**Task to complete**
Pick out each line containing the string "name" and copy it.

**Listed entries**
+-------+

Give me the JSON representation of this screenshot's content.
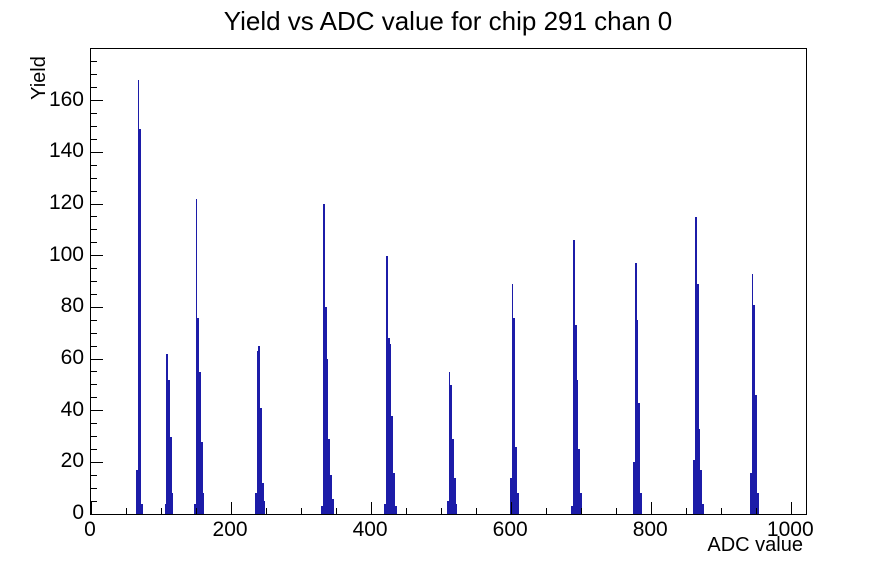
{
  "title": "Yield vs ADC value for chip 291 chan 0",
  "chart_data": {
    "type": "bar",
    "title": "Yield vs ADC value for chip 291 chan 0",
    "xlabel": "ADC value",
    "ylabel": "Yield",
    "xlim": [
      0,
      1021
    ],
    "ylim": [
      0,
      180
    ],
    "grid": false,
    "legend": "none",
    "line_color": "#1c1ca8",
    "frame_color": "#000000",
    "x_ticks": {
      "values": [
        0,
        200,
        400,
        600,
        800,
        1000
      ],
      "labels": [
        "0",
        "200",
        "400",
        "600",
        "800",
        "1000"
      ],
      "minor_step": 50,
      "minor_max": 1000
    },
    "y_ticks": {
      "values": [
        0,
        20,
        40,
        60,
        80,
        100,
        120,
        140,
        160
      ],
      "labels": [
        "0",
        "20",
        "40",
        "60",
        "80",
        "100",
        "120",
        "140",
        "160"
      ],
      "minor_step": 5,
      "minor_max": 175
    },
    "bin_width_adc": 2.5,
    "clusters": [
      {
        "start_adc": 64,
        "heights": [
          17,
          168,
          149,
          4
        ]
      },
      {
        "start_adc": 105,
        "heights": [
          4,
          62,
          52,
          30,
          8
        ]
      },
      {
        "start_adc": 147,
        "heights": [
          4,
          122,
          76,
          55,
          28,
          8
        ]
      },
      {
        "start_adc": 234,
        "heights": [
          8,
          63,
          65,
          41,
          12,
          5
        ]
      },
      {
        "start_adc": 329,
        "heights": [
          3,
          120,
          80,
          60,
          29,
          15,
          6
        ]
      },
      {
        "start_adc": 419,
        "heights": [
          4,
          100,
          68,
          66,
          38,
          16,
          3
        ]
      },
      {
        "start_adc": 508,
        "heights": [
          5,
          55,
          50,
          29,
          14,
          4
        ]
      },
      {
        "start_adc": 598,
        "heights": [
          14,
          89,
          76,
          26,
          8
        ]
      },
      {
        "start_adc": 686,
        "heights": [
          3,
          106,
          73,
          52,
          25,
          8
        ]
      },
      {
        "start_adc": 774,
        "heights": [
          20,
          97,
          75,
          43,
          8
        ]
      },
      {
        "start_adc": 860,
        "heights": [
          21,
          115,
          89,
          33,
          17,
          4
        ]
      },
      {
        "start_adc": 941,
        "heights": [
          16,
          93,
          81,
          46,
          8
        ]
      }
    ]
  }
}
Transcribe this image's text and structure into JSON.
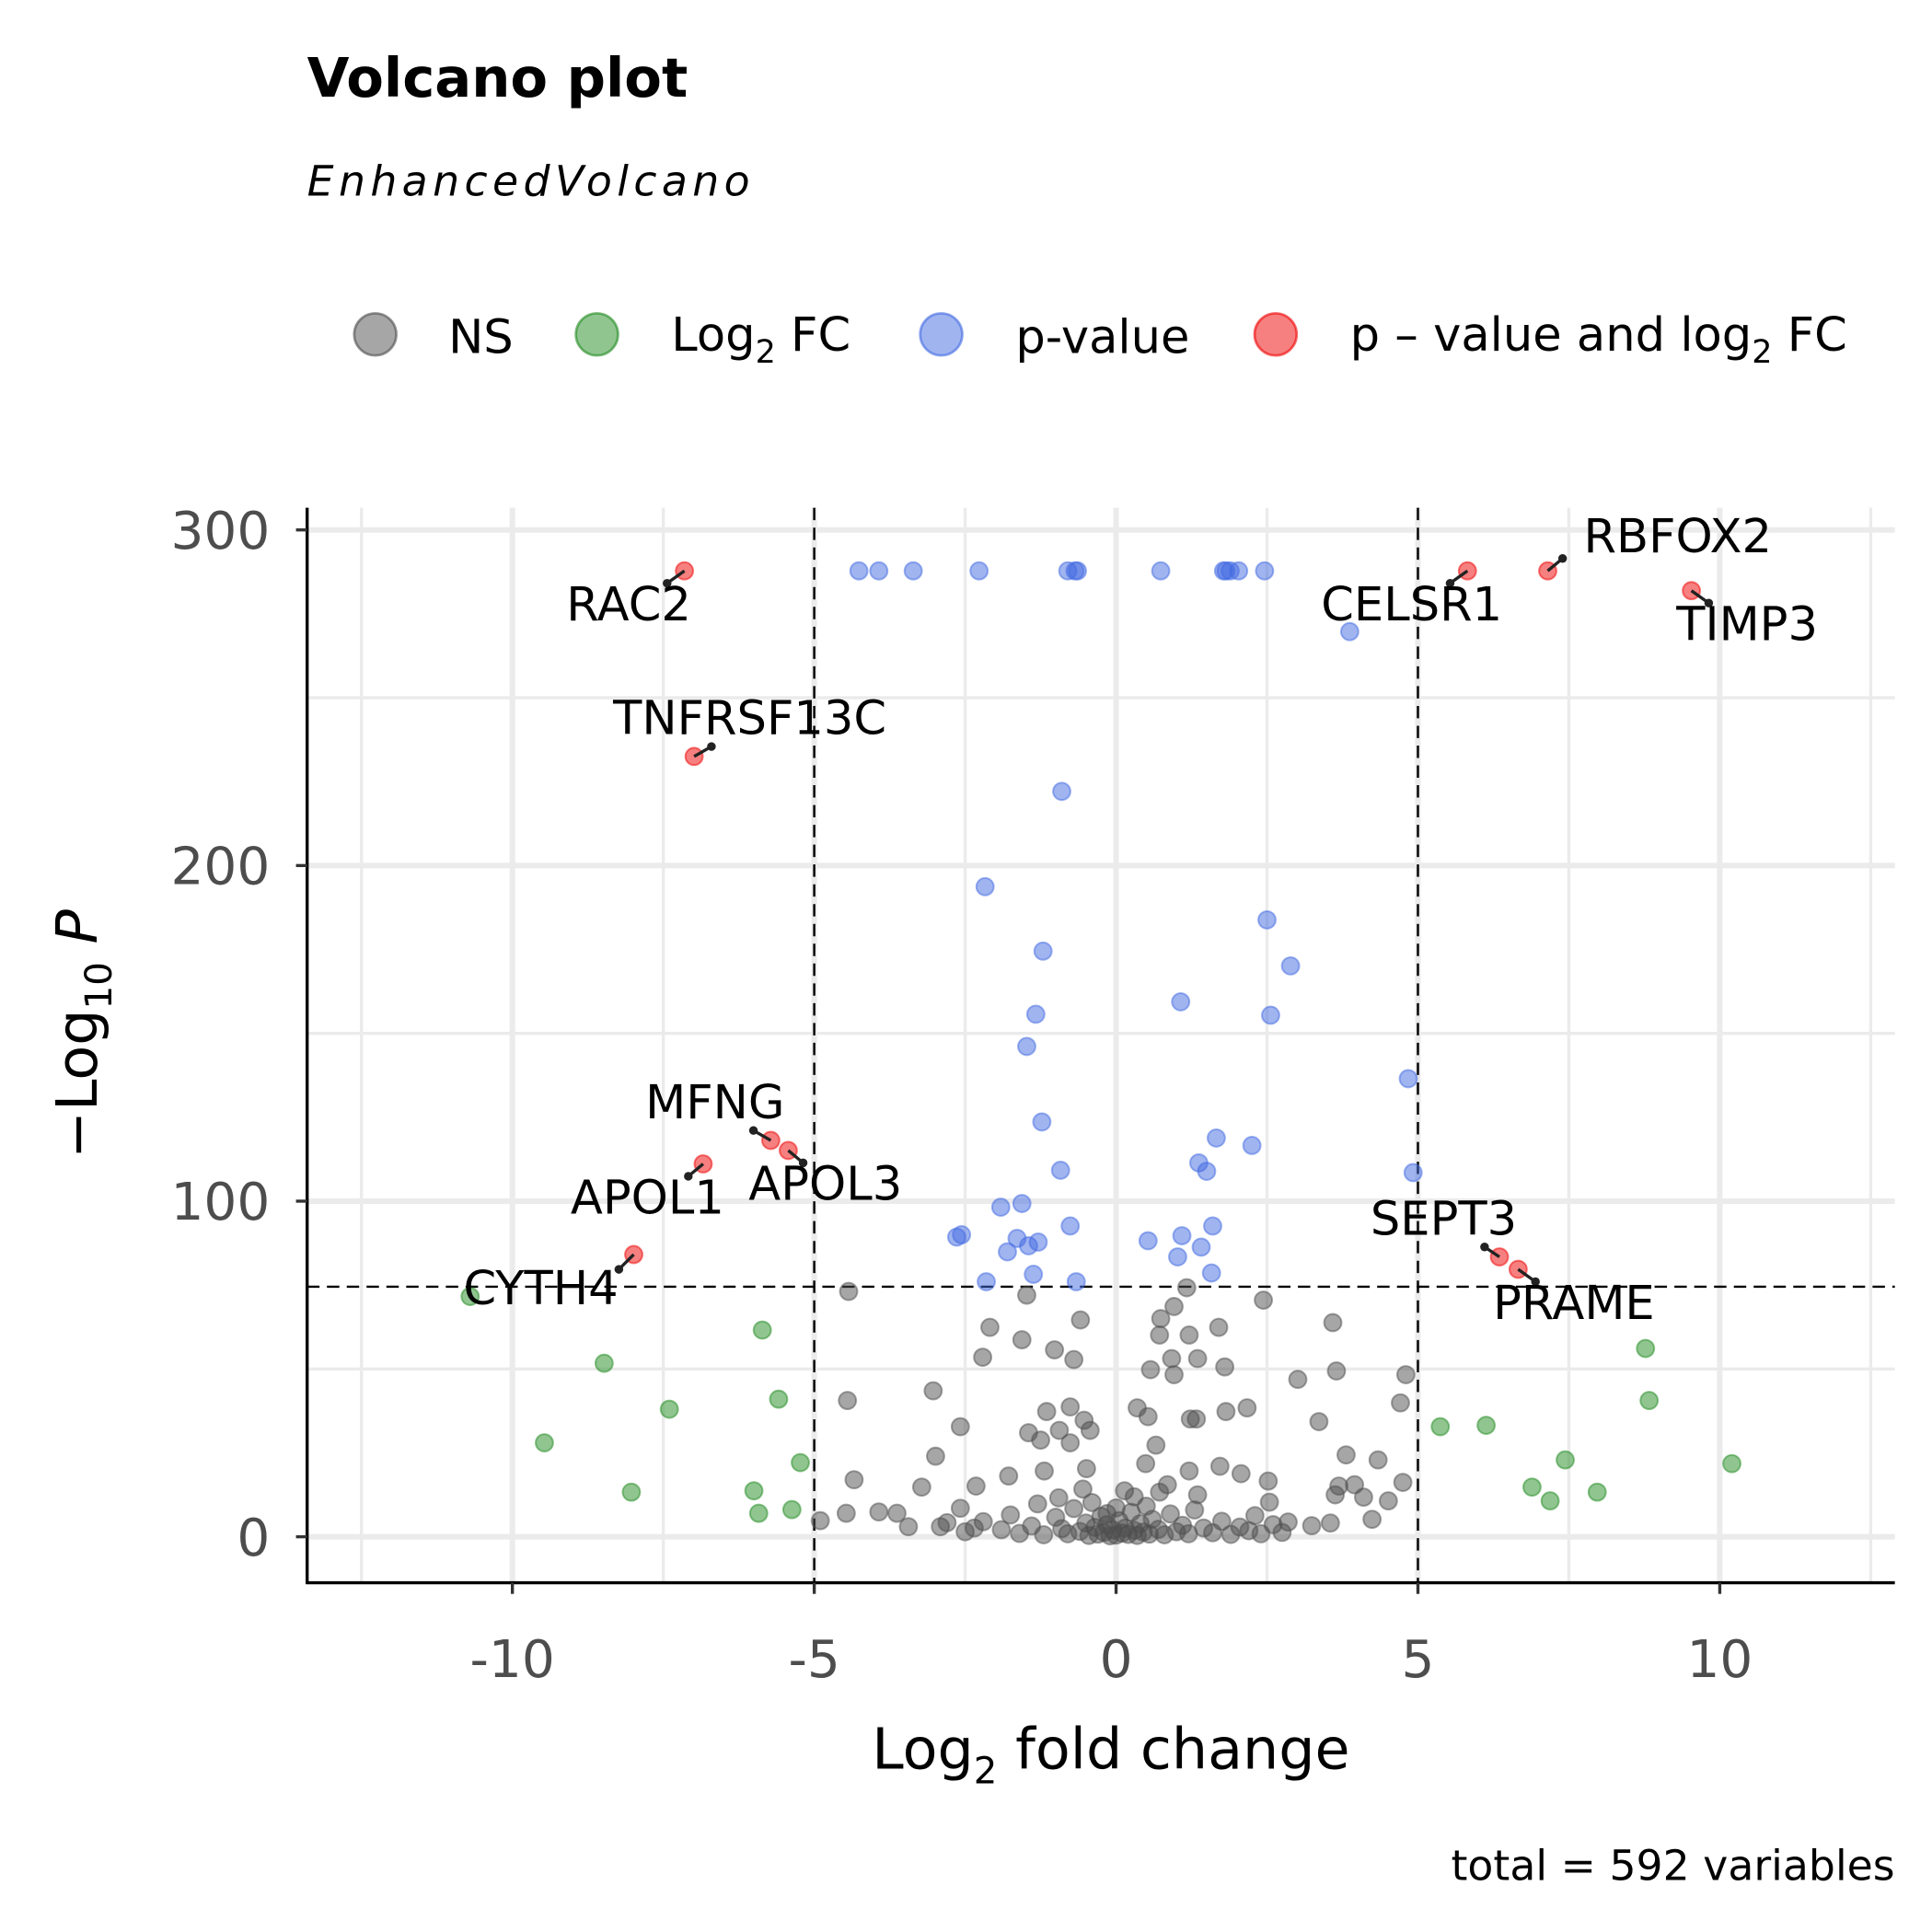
{
  "chart_data": {
    "type": "scatter",
    "title": "Volcano plot",
    "subtitle": "EnhancedVolcano",
    "caption": "total = 592 variables",
    "xlabel": {
      "main": "Log",
      "sub": "2",
      "rest": " fold change"
    },
    "ylabel": {
      "prefix": "−Log",
      "sub": "10",
      "italic": " P"
    },
    "xlim": [
      -13.4,
      12.9
    ],
    "ylim": [
      -13.7,
      306.6
    ],
    "x_ticks": [
      "-10",
      "-5",
      "0",
      "5",
      "10"
    ],
    "x_tick_values": [
      -10,
      -5,
      0,
      5,
      10
    ],
    "y_ticks": [
      "0",
      "100",
      "200",
      "300"
    ],
    "y_tick_values": [
      0,
      100,
      200,
      300
    ],
    "grid": true,
    "cutoffs": {
      "log2fc": [
        -5,
        5
      ],
      "neg_log10_p": 74.5
    },
    "legend": {
      "placement": "top",
      "items": [
        {
          "key": "ns",
          "label": "NS",
          "color": "#4D4D4D"
        },
        {
          "key": "fc",
          "label_main": "Log",
          "label_sub": "2",
          "label_rest": " FC",
          "color": "#228B22"
        },
        {
          "key": "p",
          "label": "p-value",
          "color": "#4169E1"
        },
        {
          "key": "both",
          "label_main": "p – value and log",
          "label_sub": "2",
          "label_rest": " FC",
          "color": "#EE0000"
        }
      ]
    },
    "series": [
      {
        "name": "p-value and log2 FC",
        "color": "#EE0000",
        "points": [
          {
            "gene": "RAC2",
            "x": -7.15,
            "y": 287.8
          },
          {
            "gene": "TNFRSF13C",
            "x": -6.99,
            "y": 232.5
          },
          {
            "gene": "MFNG",
            "x": -5.72,
            "y": 118.1
          },
          {
            "gene": "APOL3",
            "x": -5.43,
            "y": 115.1
          },
          {
            "gene": "APOL1",
            "x": -6.84,
            "y": 111.1
          },
          {
            "gene": "CYTH4",
            "x": -7.99,
            "y": 84.1
          },
          {
            "gene": "CELSR1",
            "x": 5.82,
            "y": 287.8
          },
          {
            "gene": "RBFOX2",
            "x": 7.15,
            "y": 287.8
          },
          {
            "gene": "TIMP3",
            "x": 9.53,
            "y": 281.9
          },
          {
            "gene": "SEPT3",
            "x": 6.35,
            "y": 83.4
          },
          {
            "gene": "PRAME",
            "x": 6.66,
            "y": 79.7
          }
        ]
      },
      {
        "name": "p-value",
        "color": "#4169E1",
        "points": [
          [
            -4.26,
            287.8
          ],
          [
            -3.93,
            287.8
          ],
          [
            -3.36,
            287.8
          ],
          [
            -2.27,
            287.8
          ],
          [
            -0.8,
            287.8
          ],
          [
            -0.68,
            287.8
          ],
          [
            -0.64,
            287.8
          ],
          [
            0.74,
            287.8
          ],
          [
            1.78,
            287.8
          ],
          [
            1.82,
            287.8
          ],
          [
            1.89,
            287.8
          ],
          [
            2.03,
            287.8
          ],
          [
            2.46,
            287.8
          ],
          [
            3.87,
            269.7
          ],
          [
            -0.9,
            222.1
          ],
          [
            -2.17,
            193.7
          ],
          [
            2.5,
            183.8
          ],
          [
            -1.21,
            174.5
          ],
          [
            2.89,
            170.1
          ],
          [
            1.07,
            159.4
          ],
          [
            -1.33,
            155.7
          ],
          [
            2.56,
            155.4
          ],
          [
            -1.48,
            146.1
          ],
          [
            4.84,
            136.5
          ],
          [
            -1.23,
            123.6
          ],
          [
            1.66,
            118.8
          ],
          [
            2.25,
            116.6
          ],
          [
            1.37,
            111.4
          ],
          [
            -0.92,
            109.2
          ],
          [
            1.5,
            108.9
          ],
          [
            4.92,
            108.5
          ],
          [
            -1.56,
            99.3
          ],
          [
            -1.91,
            98.2
          ],
          [
            1.6,
            92.6
          ],
          [
            -0.76,
            92.6
          ],
          [
            -2.56,
            90.0
          ],
          [
            -2.64,
            89.3
          ],
          [
            0.53,
            88.2
          ],
          [
            1.09,
            89.7
          ],
          [
            -1.64,
            88.9
          ],
          [
            -1.29,
            87.8
          ],
          [
            -1.45,
            86.7
          ],
          [
            1.41,
            86.3
          ],
          [
            -1.8,
            84.9
          ],
          [
            1.02,
            83.4
          ],
          [
            -1.37,
            78.2
          ],
          [
            1.58,
            78.6
          ],
          [
            -2.15,
            76.0
          ],
          [
            -0.66,
            76.0
          ]
        ]
      },
      {
        "name": "Log2 FC",
        "color": "#228B22",
        "points": [
          [
            -10.7,
            71.6
          ],
          [
            -5.86,
            61.6
          ],
          [
            -8.48,
            51.7
          ],
          [
            -5.59,
            41.0
          ],
          [
            -7.4,
            38.0
          ],
          [
            -9.47,
            28.0
          ],
          [
            -5.23,
            22.1
          ],
          [
            -6.0,
            13.7
          ],
          [
            -8.03,
            13.3
          ],
          [
            -5.92,
            7.0
          ],
          [
            -5.37,
            8.1
          ],
          [
            8.77,
            56.1
          ],
          [
            8.83,
            40.6
          ],
          [
            5.37,
            32.8
          ],
          [
            6.13,
            33.2
          ],
          [
            7.44,
            22.9
          ],
          [
            10.2,
            21.8
          ],
          [
            6.89,
            14.8
          ],
          [
            7.97,
            13.3
          ],
          [
            7.19,
            10.7
          ]
        ]
      },
      {
        "name": "NS",
        "color": "#4D4D4D",
        "points": [
          [
            -4.43,
            73.1
          ],
          [
            3.59,
            63.8
          ],
          [
            -2.09,
            62.4
          ],
          [
            -0.59,
            64.6
          ],
          [
            0.74,
            65.0
          ],
          [
            0.96,
            68.6
          ],
          [
            1.7,
            62.4
          ],
          [
            2.44,
            70.5
          ],
          [
            1.17,
            74.2
          ],
          [
            -1.48,
            72.0
          ],
          [
            0.72,
            60.1
          ],
          [
            1.21,
            60.1
          ],
          [
            -1.56,
            58.7
          ],
          [
            -1.02,
            55.7
          ],
          [
            -2.21,
            53.5
          ],
          [
            -0.7,
            52.8
          ],
          [
            0.57,
            49.8
          ],
          [
            0.92,
            53.1
          ],
          [
            1.35,
            53.1
          ],
          [
            3.65,
            49.4
          ],
          [
            4.8,
            48.3
          ],
          [
            3.01,
            46.9
          ],
          [
            1.8,
            50.6
          ],
          [
            0.96,
            48.3
          ],
          [
            -3.03,
            43.5
          ],
          [
            -4.45,
            40.6
          ],
          [
            4.71,
            39.9
          ],
          [
            3.36,
            34.3
          ],
          [
            0.35,
            38.4
          ],
          [
            0.53,
            35.8
          ],
          [
            2.17,
            38.4
          ],
          [
            1.82,
            37.3
          ],
          [
            -1.15,
            37.3
          ],
          [
            -0.76,
            38.7
          ],
          [
            -0.53,
            34.7
          ],
          [
            -0.43,
            31.7
          ],
          [
            1.23,
            35.1
          ],
          [
            1.33,
            35.1
          ],
          [
            -1.45,
            31.0
          ],
          [
            -2.58,
            32.8
          ],
          [
            -0.94,
            31.7
          ],
          [
            -1.25,
            28.8
          ],
          [
            -0.76,
            28.0
          ],
          [
            0.66,
            27.3
          ],
          [
            3.81,
            24.4
          ],
          [
            4.34,
            22.9
          ],
          [
            -2.99,
            24.0
          ],
          [
            0.49,
            21.8
          ],
          [
            1.21,
            19.6
          ],
          [
            1.72,
            21.0
          ],
          [
            2.07,
            18.8
          ],
          [
            -0.49,
            20.3
          ],
          [
            -1.19,
            19.6
          ],
          [
            -1.78,
            18.1
          ],
          [
            -4.34,
            17.0
          ],
          [
            -3.22,
            14.8
          ],
          [
            -2.32,
            15.1
          ],
          [
            2.52,
            16.6
          ],
          [
            3.69,
            15.1
          ],
          [
            3.95,
            15.5
          ],
          [
            4.75,
            16.2
          ],
          [
            3.63,
            12.5
          ],
          [
            4.1,
            11.8
          ],
          [
            4.51,
            10.7
          ],
          [
            0.14,
            13.7
          ],
          [
            0.72,
            13.3
          ],
          [
            1.35,
            12.5
          ],
          [
            -4.47,
            7.0
          ],
          [
            -3.93,
            7.4
          ],
          [
            -3.63,
            7.0
          ],
          [
            -2.58,
            8.5
          ],
          [
            2.54,
            10.3
          ],
          [
            4.24,
            5.2
          ],
          [
            3.24,
            3.3
          ],
          [
            3.55,
            4.1
          ],
          [
            -4.9,
            4.8
          ],
          [
            -3.44,
            3.0
          ],
          [
            -2.91,
            3.0
          ],
          [
            2.85,
            4.4
          ],
          [
            2.3,
            6.3
          ],
          [
            -2.2,
            4.5
          ],
          [
            -1.9,
            2.1
          ],
          [
            -1.6,
            1.0
          ],
          [
            -1.4,
            3.2
          ],
          [
            -1.2,
            0.6
          ],
          [
            -1.0,
            5.8
          ],
          [
            -0.9,
            2.4
          ],
          [
            -0.8,
            0.9
          ],
          [
            -0.7,
            8.4
          ],
          [
            -0.6,
            1.6
          ],
          [
            -0.5,
            4.1
          ],
          [
            -0.45,
            0.4
          ],
          [
            -0.4,
            10.2
          ],
          [
            -0.35,
            2.8
          ],
          [
            -0.3,
            0.8
          ],
          [
            -0.25,
            6.1
          ],
          [
            -0.2,
            1.3
          ],
          [
            -0.15,
            3.6
          ],
          [
            -0.1,
            0.3
          ],
          [
            -0.05,
            2.0
          ],
          [
            0.0,
            0.5
          ],
          [
            0.05,
            4.8
          ],
          [
            0.1,
            1.1
          ],
          [
            0.15,
            2.6
          ],
          [
            0.2,
            0.7
          ],
          [
            0.25,
            7.3
          ],
          [
            0.3,
            1.9
          ],
          [
            0.35,
            0.4
          ],
          [
            0.4,
            3.9
          ],
          [
            0.45,
            1.4
          ],
          [
            0.5,
            9.1
          ],
          [
            0.55,
            0.8
          ],
          [
            0.6,
            5.2
          ],
          [
            0.7,
            2.2
          ],
          [
            0.8,
            0.6
          ],
          [
            0.9,
            6.8
          ],
          [
            1.0,
            1.5
          ],
          [
            1.1,
            3.4
          ],
          [
            1.2,
            0.9
          ],
          [
            1.3,
            8.0
          ],
          [
            1.45,
            2.6
          ],
          [
            1.6,
            1.2
          ],
          [
            1.75,
            4.6
          ],
          [
            1.9,
            0.7
          ],
          [
            2.05,
            2.9
          ],
          [
            2.2,
            1.8
          ],
          [
            2.4,
            0.9
          ],
          [
            2.6,
            3.6
          ],
          [
            -2.5,
            1.5
          ],
          [
            -2.8,
            4.2
          ],
          [
            -1.75,
            6.5
          ],
          [
            -1.3,
            9.8
          ],
          [
            -0.95,
            11.6
          ],
          [
            -0.55,
            14.2
          ],
          [
            0.0,
            8.6
          ],
          [
            0.3,
            11.9
          ],
          [
            0.85,
            15.5
          ],
          [
            -0.15,
            6.9
          ],
          [
            2.75,
            1.3
          ],
          [
            -2.35,
            2.6
          ]
        ]
      }
    ]
  }
}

+-------+

**Response to this exercise**
        "name": "p-value and log2 FC",
        "name": "p-value",
        "name": "Log2 FC",
        "name": "NS",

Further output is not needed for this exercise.